** BEGIN **

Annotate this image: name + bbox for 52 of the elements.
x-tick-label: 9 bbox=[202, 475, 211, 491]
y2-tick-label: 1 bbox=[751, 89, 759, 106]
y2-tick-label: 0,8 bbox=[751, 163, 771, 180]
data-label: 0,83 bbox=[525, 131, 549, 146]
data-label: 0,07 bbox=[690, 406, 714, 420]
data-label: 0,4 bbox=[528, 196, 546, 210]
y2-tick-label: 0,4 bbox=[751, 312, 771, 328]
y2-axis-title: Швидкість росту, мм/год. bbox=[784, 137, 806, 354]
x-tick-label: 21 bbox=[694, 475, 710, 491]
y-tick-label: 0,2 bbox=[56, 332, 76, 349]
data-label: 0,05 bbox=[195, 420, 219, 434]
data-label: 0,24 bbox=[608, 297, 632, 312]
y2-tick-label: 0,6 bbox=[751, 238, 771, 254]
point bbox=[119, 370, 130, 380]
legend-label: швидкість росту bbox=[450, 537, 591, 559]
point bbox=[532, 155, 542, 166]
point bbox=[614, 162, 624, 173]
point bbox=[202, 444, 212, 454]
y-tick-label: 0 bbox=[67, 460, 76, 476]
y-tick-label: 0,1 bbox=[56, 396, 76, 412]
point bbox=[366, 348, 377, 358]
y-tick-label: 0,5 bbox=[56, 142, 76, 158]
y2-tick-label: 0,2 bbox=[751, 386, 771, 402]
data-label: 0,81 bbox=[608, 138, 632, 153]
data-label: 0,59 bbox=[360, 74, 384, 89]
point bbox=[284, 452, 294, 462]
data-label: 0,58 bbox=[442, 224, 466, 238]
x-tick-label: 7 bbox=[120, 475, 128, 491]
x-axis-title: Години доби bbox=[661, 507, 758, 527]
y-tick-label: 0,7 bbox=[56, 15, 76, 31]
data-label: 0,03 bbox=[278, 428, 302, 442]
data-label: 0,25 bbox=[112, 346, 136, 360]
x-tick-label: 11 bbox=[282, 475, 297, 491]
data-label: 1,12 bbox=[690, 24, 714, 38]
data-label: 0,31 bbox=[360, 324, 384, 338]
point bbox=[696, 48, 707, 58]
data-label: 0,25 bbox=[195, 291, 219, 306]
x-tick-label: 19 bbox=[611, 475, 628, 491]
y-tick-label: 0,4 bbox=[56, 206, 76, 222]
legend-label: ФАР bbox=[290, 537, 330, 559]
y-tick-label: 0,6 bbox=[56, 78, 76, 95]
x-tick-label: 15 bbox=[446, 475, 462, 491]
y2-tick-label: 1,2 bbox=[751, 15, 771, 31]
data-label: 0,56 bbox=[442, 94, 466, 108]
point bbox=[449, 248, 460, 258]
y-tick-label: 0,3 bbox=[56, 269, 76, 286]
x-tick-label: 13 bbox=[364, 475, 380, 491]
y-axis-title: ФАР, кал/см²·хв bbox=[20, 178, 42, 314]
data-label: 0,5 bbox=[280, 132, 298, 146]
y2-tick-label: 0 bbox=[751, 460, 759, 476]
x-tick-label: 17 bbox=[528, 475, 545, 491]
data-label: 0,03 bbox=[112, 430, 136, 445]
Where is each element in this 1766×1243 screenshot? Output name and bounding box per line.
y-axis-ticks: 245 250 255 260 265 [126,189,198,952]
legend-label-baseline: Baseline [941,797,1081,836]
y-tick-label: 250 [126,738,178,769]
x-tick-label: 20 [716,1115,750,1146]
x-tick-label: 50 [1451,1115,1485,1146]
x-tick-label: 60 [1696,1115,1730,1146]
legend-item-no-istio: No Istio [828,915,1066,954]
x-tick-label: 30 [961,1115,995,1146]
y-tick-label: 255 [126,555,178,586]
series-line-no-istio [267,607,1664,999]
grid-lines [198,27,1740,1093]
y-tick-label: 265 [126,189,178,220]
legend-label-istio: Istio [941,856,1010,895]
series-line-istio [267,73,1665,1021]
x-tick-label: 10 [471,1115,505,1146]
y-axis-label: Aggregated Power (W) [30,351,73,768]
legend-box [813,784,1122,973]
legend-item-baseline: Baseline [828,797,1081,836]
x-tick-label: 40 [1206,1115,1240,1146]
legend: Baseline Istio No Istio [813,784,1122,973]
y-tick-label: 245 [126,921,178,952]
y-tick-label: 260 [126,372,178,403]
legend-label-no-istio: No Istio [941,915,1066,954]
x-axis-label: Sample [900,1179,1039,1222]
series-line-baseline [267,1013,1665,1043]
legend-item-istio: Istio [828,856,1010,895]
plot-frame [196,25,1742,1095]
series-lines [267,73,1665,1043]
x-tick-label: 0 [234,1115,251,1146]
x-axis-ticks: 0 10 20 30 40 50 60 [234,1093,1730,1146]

** END **

Short exercise:
Copy out every item above again, changing each "x-tick-label" to "x-axis-label" and leaving everything else untouched.

Reply to the task:
Annotate this image: name + bbox for 52 of the elements.
x-axis-label: 9 bbox=[202, 475, 211, 491]
y2-tick-label: 1 bbox=[751, 89, 759, 106]
y2-tick-label: 0,8 bbox=[751, 163, 771, 180]
data-label: 0,83 bbox=[525, 131, 549, 146]
data-label: 0,07 bbox=[690, 406, 714, 420]
data-label: 0,4 bbox=[528, 196, 546, 210]
y2-tick-label: 0,4 bbox=[751, 312, 771, 328]
y2-axis-title: Швидкість росту, мм/год. bbox=[784, 137, 806, 354]
x-axis-label: 21 bbox=[694, 475, 710, 491]
y-tick-label: 0,2 bbox=[56, 332, 76, 349]
data-label: 0,05 bbox=[195, 420, 219, 434]
data-label: 0,24 bbox=[608, 297, 632, 312]
y2-tick-label: 0,6 bbox=[751, 238, 771, 254]
point bbox=[119, 370, 130, 380]
legend-label: швидкість росту bbox=[450, 537, 591, 559]
point bbox=[532, 155, 542, 166]
point bbox=[614, 162, 624, 173]
point bbox=[202, 444, 212, 454]
y-tick-label: 0 bbox=[67, 460, 76, 476]
y-tick-label: 0,1 bbox=[56, 396, 76, 412]
point bbox=[366, 348, 377, 358]
y-tick-label: 0,5 bbox=[56, 142, 76, 158]
y2-tick-label: 0,2 bbox=[751, 386, 771, 402]
data-label: 0,81 bbox=[608, 138, 632, 153]
data-label: 0,59 bbox=[360, 74, 384, 89]
point bbox=[284, 452, 294, 462]
data-label: 0,58 bbox=[442, 224, 466, 238]
x-axis-label: 7 bbox=[120, 475, 128, 491]
x-axis-title: Години доби bbox=[661, 507, 758, 527]
y-tick-label: 0,7 bbox=[56, 15, 76, 31]
data-label: 0,03 bbox=[278, 428, 302, 442]
data-label: 0,25 bbox=[112, 346, 136, 360]
x-axis-label: 11 bbox=[282, 475, 297, 491]
data-label: 1,12 bbox=[690, 24, 714, 38]
data-label: 0,31 bbox=[360, 324, 384, 338]
point bbox=[696, 48, 707, 58]
data-label: 0,25 bbox=[195, 291, 219, 306]
x-axis-label: 19 bbox=[611, 475, 628, 491]
y-tick-label: 0,4 bbox=[56, 206, 76, 222]
legend-label: ФАР bbox=[290, 537, 330, 559]
y-tick-label: 0,6 bbox=[56, 78, 76, 95]
x-axis-label: 15 bbox=[446, 475, 462, 491]
y2-tick-label: 1,2 bbox=[751, 15, 771, 31]
data-label: 0,56 bbox=[442, 94, 466, 108]
point bbox=[449, 248, 460, 258]
y-tick-label: 0,3 bbox=[56, 269, 76, 286]
x-axis-label: 13 bbox=[364, 475, 380, 491]
y-axis-title: ФАР, кал/см²·хв bbox=[20, 178, 42, 314]
data-label: 0,5 bbox=[280, 132, 298, 146]
y2-tick-label: 0 bbox=[751, 460, 759, 476]
x-axis-label: 17 bbox=[528, 475, 545, 491]
data-label: 0,03 bbox=[112, 430, 136, 445]
Where is each element in this 1766×1243 screenshot? Output name and bounding box per line.
y-axis-ticks: 245 250 255 260 265 [126,189,198,952]
legend-label-baseline: Baseline [941,797,1081,836]
y-tick-label: 250 [126,738,178,769]
x-axis-label: 20 [716,1115,750,1146]
x-axis-label: 50 [1451,1115,1485,1146]
x-axis-label: 60 [1696,1115,1730,1146]
legend-item-no-istio: No Istio [828,915,1066,954]
x-axis-label: 30 [961,1115,995,1146]
y-tick-label: 255 [126,555,178,586]
series-line-no-istio [267,607,1664,999]
grid-lines [198,27,1740,1093]
y-tick-label: 265 [126,189,178,220]
legend-label-istio: Istio [941,856,1010,895]
series-line-istio [267,73,1665,1021]
x-axis-label: 10 [471,1115,505,1146]
y-axis-label: Aggregated Power (W) [30,351,73,768]
legend-box [813,784,1122,973]
legend-item-baseline: Baseline [828,797,1081,836]
x-axis-label: 40 [1206,1115,1240,1146]
legend: Baseline Istio No Istio [813,784,1122,973]
y-tick-label: 245 [126,921,178,952]
y-tick-label: 260 [126,372,178,403]
legend-label-no-istio: No Istio [941,915,1066,954]
x-axis-label: Sample [900,1179,1039,1222]
series-line-baseline [267,1013,1665,1043]
legend-item-istio: Istio [828,856,1010,895]
plot-frame [196,25,1742,1095]
series-lines [267,73,1665,1043]
x-axis-label: 0 [234,1115,251,1146]
x-axis-ticks: 0 10 20 30 40 50 60 [234,1093,1730,1146]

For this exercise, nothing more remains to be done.